• **Available data**
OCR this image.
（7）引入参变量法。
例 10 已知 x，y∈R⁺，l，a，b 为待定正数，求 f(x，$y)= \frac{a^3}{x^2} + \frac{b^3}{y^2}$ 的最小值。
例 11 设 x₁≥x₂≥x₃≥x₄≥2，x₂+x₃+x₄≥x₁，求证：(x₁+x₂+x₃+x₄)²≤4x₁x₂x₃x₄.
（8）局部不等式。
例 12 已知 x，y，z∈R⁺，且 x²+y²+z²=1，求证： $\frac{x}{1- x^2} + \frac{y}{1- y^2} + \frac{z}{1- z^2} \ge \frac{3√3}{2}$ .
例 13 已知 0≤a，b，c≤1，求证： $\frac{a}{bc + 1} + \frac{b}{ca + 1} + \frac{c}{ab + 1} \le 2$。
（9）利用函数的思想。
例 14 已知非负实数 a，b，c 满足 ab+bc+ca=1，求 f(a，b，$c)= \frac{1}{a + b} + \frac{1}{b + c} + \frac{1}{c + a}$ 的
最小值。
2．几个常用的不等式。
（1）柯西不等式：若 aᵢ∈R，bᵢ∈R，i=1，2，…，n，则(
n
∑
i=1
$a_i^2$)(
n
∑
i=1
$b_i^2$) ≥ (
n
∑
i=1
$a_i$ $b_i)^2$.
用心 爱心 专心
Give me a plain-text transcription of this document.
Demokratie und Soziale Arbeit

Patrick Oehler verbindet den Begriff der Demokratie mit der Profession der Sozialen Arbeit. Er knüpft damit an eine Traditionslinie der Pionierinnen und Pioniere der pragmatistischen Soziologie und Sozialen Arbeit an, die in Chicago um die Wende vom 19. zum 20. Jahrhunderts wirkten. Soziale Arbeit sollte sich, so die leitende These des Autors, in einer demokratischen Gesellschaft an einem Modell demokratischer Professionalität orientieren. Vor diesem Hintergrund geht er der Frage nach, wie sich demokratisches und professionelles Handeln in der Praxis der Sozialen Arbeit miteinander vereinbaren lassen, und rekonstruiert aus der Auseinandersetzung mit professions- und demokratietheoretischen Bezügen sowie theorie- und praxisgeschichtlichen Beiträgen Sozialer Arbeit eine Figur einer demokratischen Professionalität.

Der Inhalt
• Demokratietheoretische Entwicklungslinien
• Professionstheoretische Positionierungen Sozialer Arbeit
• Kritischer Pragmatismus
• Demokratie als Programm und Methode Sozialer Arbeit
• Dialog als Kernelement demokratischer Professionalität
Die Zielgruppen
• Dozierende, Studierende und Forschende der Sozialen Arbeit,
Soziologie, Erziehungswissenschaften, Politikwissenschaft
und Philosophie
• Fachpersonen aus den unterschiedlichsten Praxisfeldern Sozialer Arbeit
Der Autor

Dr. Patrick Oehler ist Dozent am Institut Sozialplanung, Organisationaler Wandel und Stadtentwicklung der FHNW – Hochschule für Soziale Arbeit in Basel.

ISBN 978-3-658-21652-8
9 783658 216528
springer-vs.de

• **Directions**
Reproduce each record exactly, leaving nothing out.

• **Answer to the exercise**
OCR this image.
（7）引入参变量法。
例 10 已知 x，y∈R⁺，l，a，b 为待定正数，求 f(x，$y)= \frac{a^3}{x^2} + \frac{b^3}{y^2}$ 的最小值。
例 11 设 x₁≥x₂≥x₃≥x₄≥2，x₂+x₃+x₄≥x₁，求证：(x₁+x₂+x₃+x₄)²≤4x₁x₂x₃x₄.
（8）局部不等式。
例 12 已知 x，y，z∈R⁺，且 x²+y²+z²=1，求证： $\frac{x}{1- x^2} + \frac{y}{1- y^2} + \frac{z}{1- z^2} \ge \frac{3√3}{2}$ .
例 13 已知 0≤a，b，c≤1，求证： $\frac{a}{bc + 1} + \frac{b}{ca + 1} + \frac{c}{ab + 1} \le 2$。
（9）利用函数的思想。
例 14 已知非负实数 a，b，c 满足 ab+bc+ca=1，求 f(a，b，$c)= \frac{1}{a + b} + \frac{1}{b + c} + \frac{1}{c + a}$ 的
最小值。
2．几个常用的不等式。
（1）柯西不等式：若 aᵢ∈R，bᵢ∈R，i=1，2，…，n，则(
n
∑
i=1
$a_i^2$)(
n
∑
i=1
$b_i^2$) ≥ (
n
∑
i=1
$a_i$ $b_i)^2$.
用心 爱心 专心
Give me a plain-text transcription of this document.
Demokratie und Soziale Arbeit

Patrick Oehler verbindet den Begriff der Demokratie mit der Profession der Sozialen Arbeit. Er knüpft damit an eine Traditionslinie der Pionierinnen und Pioniere der pragmatistischen Soziologie und Sozialen Arbeit an, die in Chicago um die Wende vom 19. zum 20. Jahrhunderts wirkten. Soziale Arbeit sollte sich, so die leitende These des Autors, in einer demokratischen Gesellschaft an einem Modell demokratischer Professionalität orientieren. Vor diesem Hintergrund geht er der Frage nach, wie sich demokratisches und professionelles Handeln in der Praxis der Sozialen Arbeit miteinander vereinbaren lassen, und rekonstruiert aus der Auseinandersetzung mit professions- und demokratietheoretischen Bezügen sowie theorie- und praxisgeschichtlichen Beiträgen Sozialer Arbeit eine Figur einer demokratischen Professionalität.

Der Inhalt
• Demokratietheoretische Entwicklungslinien
• Professionstheoretische Positionierungen Sozialer Arbeit
• Kritischer Pragmatismus
• Demokratie als Programm und Methode Sozialer Arbeit
• Dialog als Kernelement demokratischer Professionalität
Die Zielgruppen
• Dozierende, Studierende und Forschende der Sozialen Arbeit,
Soziologie, Erziehungswissenschaften, Politikwissenschaft
und Philosophie
• Fachpersonen aus den unterschiedlichsten Praxisfeldern Sozialer Arbeit
Der Autor

Dr. Patrick Oehler ist Dozent am Institut Sozialplanung, Organisationaler Wandel und Stadtentwicklung der FHNW – Hochschule für Soziale Arbeit in Basel.

ISBN 978-3-658-21652-8
9 783658 216528
springer-vs.de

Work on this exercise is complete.